─── RECORDS FOR THIS TASK

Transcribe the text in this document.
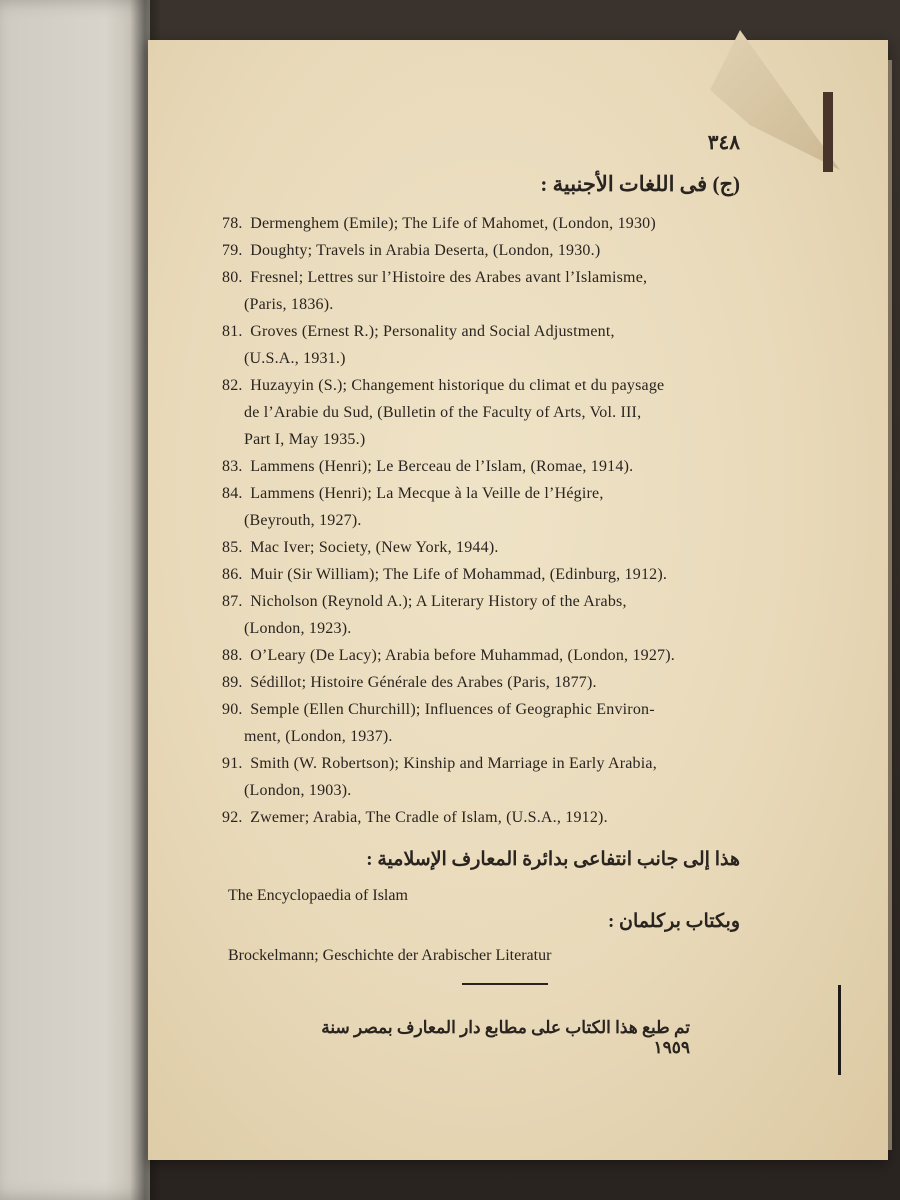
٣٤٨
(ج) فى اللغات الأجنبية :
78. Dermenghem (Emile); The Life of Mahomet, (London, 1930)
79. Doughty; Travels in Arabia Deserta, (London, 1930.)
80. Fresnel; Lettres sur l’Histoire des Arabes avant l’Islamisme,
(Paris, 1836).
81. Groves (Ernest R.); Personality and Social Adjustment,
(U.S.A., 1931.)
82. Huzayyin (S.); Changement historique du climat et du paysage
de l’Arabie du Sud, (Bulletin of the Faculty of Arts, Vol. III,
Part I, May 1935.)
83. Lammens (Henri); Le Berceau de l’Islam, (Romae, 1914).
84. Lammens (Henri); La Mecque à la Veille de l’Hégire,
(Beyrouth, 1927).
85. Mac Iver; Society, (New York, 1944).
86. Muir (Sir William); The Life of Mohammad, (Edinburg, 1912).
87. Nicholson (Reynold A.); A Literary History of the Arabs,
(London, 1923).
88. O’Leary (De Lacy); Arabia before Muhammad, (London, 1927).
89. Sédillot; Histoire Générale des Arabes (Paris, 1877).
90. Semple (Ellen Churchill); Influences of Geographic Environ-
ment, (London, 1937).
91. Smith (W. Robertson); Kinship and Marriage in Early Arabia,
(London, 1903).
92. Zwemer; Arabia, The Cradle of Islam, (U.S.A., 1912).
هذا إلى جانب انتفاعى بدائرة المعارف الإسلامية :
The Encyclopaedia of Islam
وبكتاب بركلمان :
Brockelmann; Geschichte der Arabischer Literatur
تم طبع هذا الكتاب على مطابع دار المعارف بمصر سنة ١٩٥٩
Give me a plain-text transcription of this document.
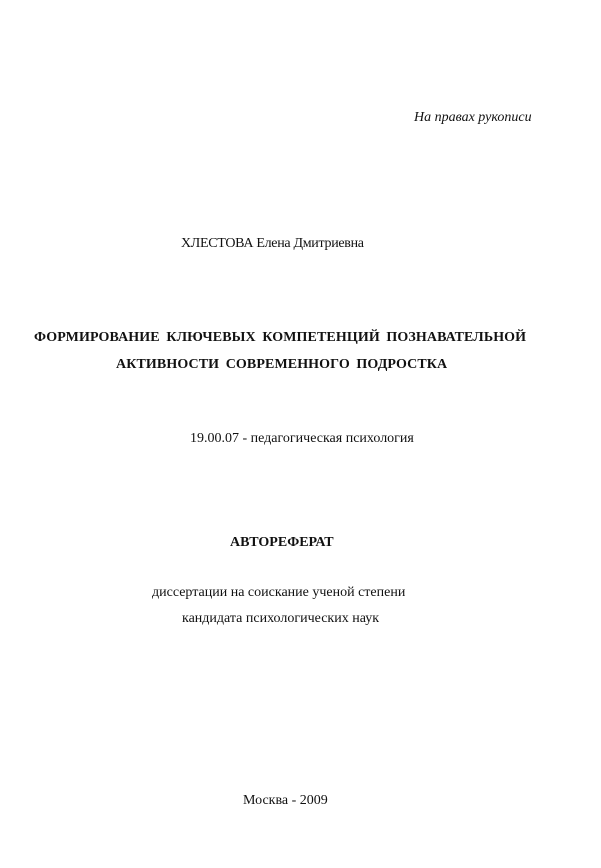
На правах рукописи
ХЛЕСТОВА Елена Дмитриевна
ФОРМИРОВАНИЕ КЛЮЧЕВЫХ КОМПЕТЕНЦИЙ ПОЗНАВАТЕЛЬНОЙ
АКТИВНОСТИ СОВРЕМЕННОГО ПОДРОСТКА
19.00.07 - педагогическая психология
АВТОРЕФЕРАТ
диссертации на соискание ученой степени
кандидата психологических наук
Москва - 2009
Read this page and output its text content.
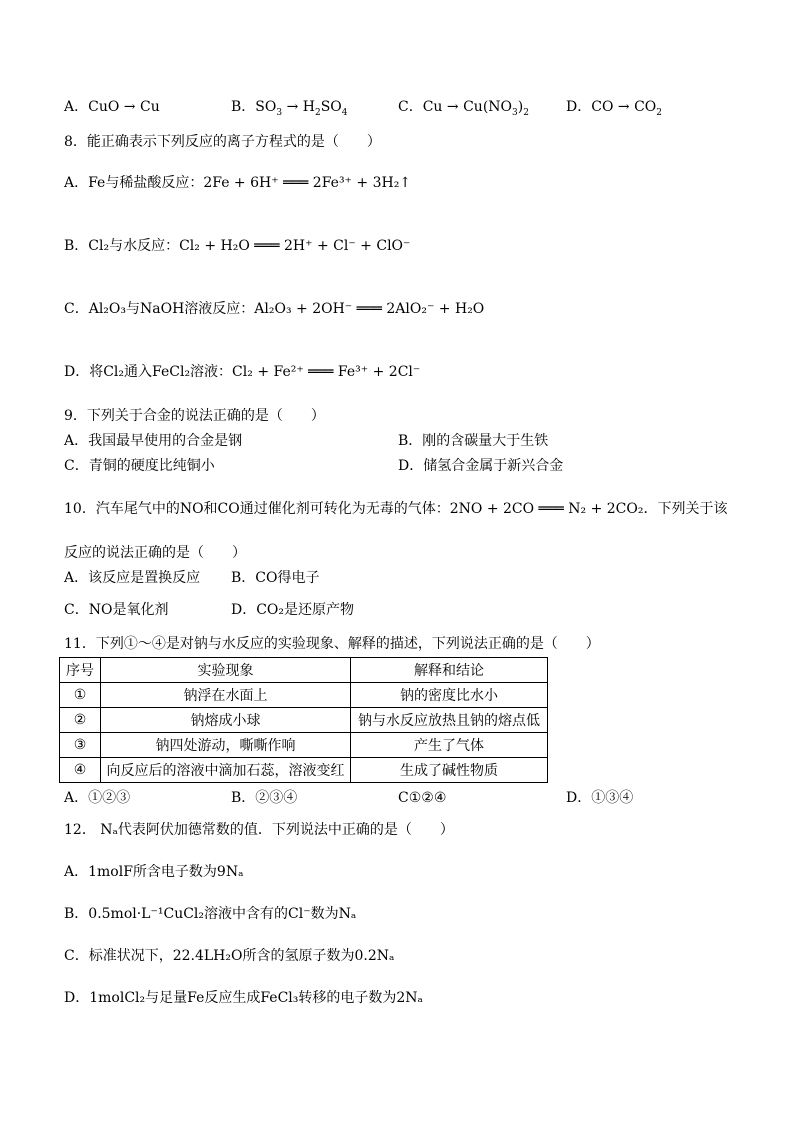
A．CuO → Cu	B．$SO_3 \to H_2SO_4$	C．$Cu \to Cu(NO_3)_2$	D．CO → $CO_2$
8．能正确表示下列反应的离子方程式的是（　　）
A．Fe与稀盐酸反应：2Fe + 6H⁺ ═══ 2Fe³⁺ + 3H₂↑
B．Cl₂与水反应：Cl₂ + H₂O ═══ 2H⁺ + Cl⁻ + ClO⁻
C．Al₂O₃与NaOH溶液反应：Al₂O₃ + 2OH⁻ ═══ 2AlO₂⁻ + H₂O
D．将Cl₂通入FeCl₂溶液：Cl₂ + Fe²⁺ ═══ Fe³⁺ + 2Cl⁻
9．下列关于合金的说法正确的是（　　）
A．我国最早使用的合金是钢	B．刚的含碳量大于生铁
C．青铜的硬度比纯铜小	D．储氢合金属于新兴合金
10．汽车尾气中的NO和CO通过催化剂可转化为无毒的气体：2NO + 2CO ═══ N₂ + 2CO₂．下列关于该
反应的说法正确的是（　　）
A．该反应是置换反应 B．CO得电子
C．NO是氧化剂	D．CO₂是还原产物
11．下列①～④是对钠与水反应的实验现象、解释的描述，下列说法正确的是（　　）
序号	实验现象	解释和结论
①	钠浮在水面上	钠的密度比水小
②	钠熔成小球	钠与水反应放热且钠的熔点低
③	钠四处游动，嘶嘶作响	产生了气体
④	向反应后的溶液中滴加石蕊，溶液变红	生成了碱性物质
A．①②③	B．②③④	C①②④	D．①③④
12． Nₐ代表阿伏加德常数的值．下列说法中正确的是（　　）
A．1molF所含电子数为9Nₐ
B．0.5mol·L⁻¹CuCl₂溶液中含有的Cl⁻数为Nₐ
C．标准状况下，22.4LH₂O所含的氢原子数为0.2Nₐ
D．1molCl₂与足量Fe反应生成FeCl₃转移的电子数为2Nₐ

──────
─── RECORDS FOR THIS TASK

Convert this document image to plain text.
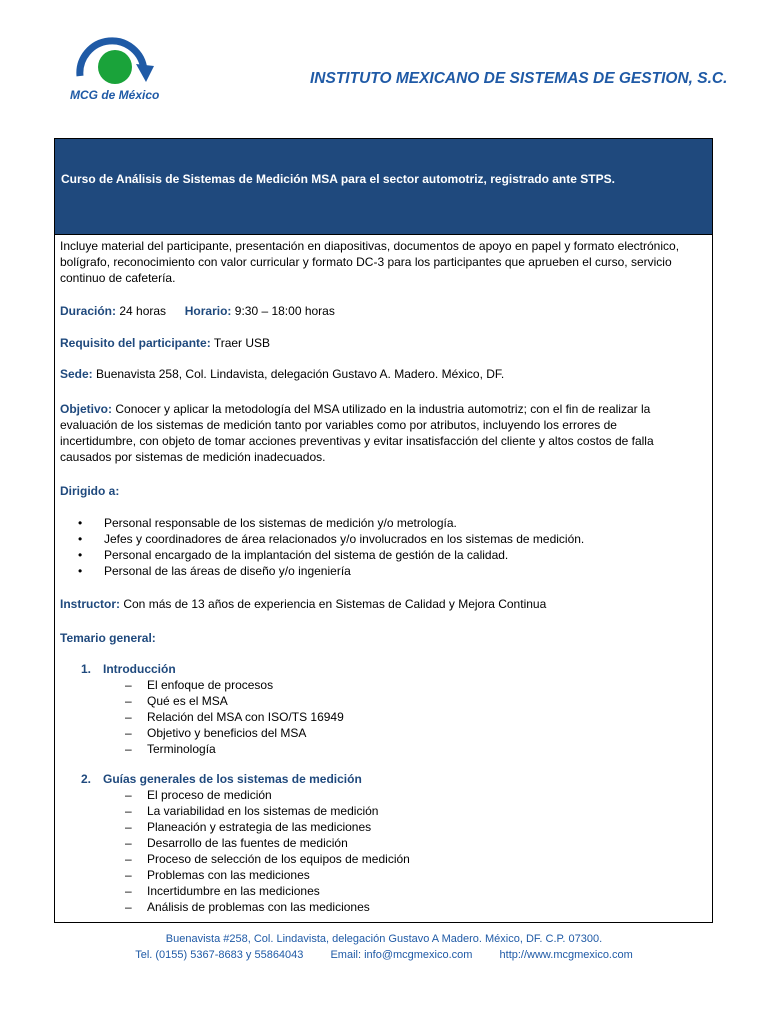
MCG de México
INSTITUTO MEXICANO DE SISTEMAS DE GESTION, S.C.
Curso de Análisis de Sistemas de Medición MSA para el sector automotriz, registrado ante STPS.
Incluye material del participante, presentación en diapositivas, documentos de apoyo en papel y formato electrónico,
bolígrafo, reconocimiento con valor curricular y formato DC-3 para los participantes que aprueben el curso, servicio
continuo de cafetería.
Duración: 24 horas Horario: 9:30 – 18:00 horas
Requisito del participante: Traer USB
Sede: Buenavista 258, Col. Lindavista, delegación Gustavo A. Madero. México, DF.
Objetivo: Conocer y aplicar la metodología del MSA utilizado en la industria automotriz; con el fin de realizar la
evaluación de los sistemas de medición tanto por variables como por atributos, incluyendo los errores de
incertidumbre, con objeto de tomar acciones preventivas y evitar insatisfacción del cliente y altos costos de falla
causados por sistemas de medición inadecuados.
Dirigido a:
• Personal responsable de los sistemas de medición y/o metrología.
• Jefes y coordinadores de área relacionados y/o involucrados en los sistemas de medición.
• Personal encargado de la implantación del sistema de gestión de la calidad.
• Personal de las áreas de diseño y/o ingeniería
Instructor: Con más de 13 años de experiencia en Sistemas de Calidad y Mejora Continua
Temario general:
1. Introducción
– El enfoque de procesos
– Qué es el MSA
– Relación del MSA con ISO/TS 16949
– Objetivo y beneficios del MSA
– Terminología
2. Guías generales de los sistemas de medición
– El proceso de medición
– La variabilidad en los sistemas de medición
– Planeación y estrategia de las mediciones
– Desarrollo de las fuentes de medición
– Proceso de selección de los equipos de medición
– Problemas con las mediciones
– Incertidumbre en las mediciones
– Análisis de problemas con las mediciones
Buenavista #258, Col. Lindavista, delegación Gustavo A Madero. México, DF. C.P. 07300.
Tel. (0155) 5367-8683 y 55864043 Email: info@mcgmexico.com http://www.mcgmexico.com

──────
─── RECORDS FOR THIS TASK

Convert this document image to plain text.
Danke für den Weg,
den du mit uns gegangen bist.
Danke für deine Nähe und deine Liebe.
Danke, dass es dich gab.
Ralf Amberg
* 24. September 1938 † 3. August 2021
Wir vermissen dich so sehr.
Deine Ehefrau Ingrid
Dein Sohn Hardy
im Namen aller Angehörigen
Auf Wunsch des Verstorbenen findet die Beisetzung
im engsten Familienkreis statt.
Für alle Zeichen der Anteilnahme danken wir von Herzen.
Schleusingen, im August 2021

──────

_WRITTEN REQUEST_: Pick out the lines that include the word "Lammens" and write them out.

_TASK RESULT_:
83. Lammens (Henri); Le Berceau de l’Islam, (Romae, 1914).
84. Lammens (Henri); La Mecque à la Veille de l’Hégire,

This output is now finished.